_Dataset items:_
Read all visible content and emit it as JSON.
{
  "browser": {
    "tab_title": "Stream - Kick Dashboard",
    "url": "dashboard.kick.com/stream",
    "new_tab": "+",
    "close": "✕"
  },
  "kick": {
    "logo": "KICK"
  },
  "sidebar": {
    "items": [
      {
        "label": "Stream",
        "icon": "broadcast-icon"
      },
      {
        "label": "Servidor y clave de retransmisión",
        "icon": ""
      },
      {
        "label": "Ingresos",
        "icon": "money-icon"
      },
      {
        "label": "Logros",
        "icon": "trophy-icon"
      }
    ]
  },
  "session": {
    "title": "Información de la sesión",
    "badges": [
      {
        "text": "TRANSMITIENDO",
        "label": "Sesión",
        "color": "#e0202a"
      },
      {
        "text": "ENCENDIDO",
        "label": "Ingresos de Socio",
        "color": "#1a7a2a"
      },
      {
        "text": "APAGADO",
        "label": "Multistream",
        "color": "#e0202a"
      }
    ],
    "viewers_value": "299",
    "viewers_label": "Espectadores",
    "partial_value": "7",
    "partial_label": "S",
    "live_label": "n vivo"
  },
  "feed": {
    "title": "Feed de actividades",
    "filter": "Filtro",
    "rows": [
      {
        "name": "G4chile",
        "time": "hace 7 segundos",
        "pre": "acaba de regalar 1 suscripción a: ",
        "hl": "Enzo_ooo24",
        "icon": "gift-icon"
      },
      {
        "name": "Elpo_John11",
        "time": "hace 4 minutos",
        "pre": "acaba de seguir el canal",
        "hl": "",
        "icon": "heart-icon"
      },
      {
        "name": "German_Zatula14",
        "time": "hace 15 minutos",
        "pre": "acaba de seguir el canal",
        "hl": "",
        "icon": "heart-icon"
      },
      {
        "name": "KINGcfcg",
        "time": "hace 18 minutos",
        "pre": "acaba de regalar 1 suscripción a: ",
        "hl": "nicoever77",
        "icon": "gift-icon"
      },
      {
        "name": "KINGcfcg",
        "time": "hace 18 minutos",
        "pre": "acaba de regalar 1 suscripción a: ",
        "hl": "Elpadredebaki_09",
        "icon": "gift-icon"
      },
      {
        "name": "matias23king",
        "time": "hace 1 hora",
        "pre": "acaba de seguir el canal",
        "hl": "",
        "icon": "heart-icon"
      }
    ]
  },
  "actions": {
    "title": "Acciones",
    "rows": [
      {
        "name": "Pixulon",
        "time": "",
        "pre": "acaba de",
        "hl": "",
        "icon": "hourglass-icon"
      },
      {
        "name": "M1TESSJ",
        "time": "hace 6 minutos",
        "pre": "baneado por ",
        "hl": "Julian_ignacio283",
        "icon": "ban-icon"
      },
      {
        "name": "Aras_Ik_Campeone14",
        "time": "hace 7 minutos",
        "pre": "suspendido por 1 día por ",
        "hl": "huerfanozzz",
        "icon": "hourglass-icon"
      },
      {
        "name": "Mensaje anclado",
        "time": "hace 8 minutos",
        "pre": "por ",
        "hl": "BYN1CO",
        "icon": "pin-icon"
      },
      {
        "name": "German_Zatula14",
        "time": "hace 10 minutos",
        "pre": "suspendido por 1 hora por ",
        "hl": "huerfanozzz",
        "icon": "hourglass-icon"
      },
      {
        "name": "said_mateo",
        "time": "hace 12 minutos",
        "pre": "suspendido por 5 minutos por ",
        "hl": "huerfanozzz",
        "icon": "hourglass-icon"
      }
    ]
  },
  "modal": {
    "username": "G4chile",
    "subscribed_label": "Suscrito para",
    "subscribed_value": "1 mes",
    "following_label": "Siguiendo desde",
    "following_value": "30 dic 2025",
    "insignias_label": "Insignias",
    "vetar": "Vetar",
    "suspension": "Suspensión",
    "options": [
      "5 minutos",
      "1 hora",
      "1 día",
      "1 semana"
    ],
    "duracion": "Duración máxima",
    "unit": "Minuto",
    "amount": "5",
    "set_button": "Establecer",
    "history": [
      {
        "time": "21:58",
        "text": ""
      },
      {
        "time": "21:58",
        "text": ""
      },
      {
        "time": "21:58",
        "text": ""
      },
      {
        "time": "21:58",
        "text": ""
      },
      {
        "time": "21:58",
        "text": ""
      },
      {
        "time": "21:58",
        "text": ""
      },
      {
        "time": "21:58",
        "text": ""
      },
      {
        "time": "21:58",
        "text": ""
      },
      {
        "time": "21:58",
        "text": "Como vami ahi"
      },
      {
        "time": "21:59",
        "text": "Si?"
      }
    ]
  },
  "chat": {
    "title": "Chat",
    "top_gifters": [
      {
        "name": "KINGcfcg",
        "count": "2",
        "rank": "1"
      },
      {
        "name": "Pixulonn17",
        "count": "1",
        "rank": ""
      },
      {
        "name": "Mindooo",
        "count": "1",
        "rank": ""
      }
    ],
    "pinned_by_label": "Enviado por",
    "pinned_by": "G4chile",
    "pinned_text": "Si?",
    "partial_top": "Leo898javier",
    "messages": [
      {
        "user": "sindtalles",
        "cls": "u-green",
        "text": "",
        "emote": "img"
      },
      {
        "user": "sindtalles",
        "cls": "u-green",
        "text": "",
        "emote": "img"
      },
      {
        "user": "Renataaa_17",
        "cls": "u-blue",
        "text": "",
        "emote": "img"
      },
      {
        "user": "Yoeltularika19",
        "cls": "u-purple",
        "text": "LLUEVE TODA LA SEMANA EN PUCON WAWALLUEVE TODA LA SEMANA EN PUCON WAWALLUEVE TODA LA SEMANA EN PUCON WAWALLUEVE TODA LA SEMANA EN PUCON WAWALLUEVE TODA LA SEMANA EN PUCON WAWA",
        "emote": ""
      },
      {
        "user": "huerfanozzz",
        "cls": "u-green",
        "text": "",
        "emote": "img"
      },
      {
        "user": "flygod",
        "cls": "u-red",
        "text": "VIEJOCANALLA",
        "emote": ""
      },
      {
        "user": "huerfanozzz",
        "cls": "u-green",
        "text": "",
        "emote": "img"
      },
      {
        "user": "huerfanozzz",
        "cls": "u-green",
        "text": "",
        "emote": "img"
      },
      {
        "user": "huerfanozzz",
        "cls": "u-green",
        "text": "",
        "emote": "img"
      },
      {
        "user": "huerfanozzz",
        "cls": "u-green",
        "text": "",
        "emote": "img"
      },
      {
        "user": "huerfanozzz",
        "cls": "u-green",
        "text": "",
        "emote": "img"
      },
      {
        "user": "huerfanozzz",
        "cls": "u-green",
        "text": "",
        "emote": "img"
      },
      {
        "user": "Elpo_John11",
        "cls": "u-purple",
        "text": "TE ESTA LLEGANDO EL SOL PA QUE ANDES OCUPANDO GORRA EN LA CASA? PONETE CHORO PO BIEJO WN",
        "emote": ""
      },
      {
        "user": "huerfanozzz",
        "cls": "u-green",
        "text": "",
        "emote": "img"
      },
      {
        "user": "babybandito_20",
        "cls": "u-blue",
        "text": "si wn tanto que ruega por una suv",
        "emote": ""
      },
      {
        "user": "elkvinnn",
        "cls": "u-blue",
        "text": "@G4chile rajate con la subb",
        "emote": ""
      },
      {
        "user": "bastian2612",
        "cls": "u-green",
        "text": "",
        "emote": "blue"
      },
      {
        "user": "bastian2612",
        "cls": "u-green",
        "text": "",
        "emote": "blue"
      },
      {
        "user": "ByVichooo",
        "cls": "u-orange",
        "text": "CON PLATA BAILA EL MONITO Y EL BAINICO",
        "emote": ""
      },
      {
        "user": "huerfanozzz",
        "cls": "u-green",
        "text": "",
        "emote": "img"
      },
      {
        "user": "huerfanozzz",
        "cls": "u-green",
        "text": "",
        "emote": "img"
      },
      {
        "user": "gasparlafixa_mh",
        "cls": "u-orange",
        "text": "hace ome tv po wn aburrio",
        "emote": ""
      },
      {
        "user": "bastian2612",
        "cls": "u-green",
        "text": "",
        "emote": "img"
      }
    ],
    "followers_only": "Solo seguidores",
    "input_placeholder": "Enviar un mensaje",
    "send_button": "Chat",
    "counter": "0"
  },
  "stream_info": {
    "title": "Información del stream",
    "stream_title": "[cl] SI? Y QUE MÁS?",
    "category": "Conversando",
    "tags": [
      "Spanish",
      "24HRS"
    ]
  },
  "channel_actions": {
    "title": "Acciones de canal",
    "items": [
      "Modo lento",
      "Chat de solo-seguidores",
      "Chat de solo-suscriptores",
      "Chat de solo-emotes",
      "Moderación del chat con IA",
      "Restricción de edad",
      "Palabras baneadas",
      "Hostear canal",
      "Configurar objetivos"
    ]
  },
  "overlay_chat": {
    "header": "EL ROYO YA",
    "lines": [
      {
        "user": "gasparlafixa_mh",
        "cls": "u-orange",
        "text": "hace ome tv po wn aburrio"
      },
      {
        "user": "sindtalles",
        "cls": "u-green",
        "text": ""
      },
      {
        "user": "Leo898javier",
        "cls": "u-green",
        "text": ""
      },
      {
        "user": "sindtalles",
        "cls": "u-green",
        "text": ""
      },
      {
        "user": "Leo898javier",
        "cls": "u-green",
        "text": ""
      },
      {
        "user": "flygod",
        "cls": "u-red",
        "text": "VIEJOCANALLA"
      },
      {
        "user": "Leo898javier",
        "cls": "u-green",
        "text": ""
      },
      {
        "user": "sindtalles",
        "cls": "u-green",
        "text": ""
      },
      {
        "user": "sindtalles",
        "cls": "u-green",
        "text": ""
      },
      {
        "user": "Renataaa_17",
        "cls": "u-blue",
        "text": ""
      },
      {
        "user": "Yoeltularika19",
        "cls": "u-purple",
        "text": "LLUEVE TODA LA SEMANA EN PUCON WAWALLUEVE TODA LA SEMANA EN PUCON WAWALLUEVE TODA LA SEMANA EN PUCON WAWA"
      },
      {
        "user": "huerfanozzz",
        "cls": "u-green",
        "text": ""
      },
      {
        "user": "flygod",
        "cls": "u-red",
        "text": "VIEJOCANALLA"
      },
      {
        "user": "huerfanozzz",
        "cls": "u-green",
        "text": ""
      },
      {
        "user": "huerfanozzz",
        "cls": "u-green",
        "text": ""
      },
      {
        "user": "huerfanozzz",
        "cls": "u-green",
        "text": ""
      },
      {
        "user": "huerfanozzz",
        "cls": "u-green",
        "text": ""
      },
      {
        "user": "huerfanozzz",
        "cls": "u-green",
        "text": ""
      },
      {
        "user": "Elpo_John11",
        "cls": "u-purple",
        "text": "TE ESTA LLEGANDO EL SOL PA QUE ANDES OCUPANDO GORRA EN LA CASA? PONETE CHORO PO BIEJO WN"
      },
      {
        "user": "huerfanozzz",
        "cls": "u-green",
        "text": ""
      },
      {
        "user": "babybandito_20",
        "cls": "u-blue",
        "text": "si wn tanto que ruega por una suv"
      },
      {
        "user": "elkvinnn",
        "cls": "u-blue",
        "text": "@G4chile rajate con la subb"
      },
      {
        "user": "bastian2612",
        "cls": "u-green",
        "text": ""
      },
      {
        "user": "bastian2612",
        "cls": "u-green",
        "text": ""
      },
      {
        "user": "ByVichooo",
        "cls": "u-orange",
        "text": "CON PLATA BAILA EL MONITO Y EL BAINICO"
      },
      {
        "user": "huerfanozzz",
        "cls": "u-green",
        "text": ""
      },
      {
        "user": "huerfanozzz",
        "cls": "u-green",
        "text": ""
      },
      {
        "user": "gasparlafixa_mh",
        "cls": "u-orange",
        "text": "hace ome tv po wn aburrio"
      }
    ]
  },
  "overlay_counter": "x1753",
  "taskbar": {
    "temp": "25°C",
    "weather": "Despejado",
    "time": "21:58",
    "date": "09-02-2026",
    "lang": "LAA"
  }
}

_Task to carry out:_ Track down all lines above with the string "WAWALLUEVE" and copy them.

_Solution to this task:_
        "text": "LLUEVE TODA LA SEMANA EN PUCON WAWALLUEVE TODA LA SEMANA EN PUCON WAWALLUEVE TODA LA SEMANA EN PUCON WAWALLUEVE TODA LA SEMANA EN PUCON WAWALLUEVE TODA LA SEMANA EN PUCON WAWA",
        "text": "LLUEVE TODA LA SEMANA EN PUCON WAWALLUEVE TODA LA SEMANA EN PUCON WAWALLUEVE TODA LA SEMANA EN PUCON WAWA"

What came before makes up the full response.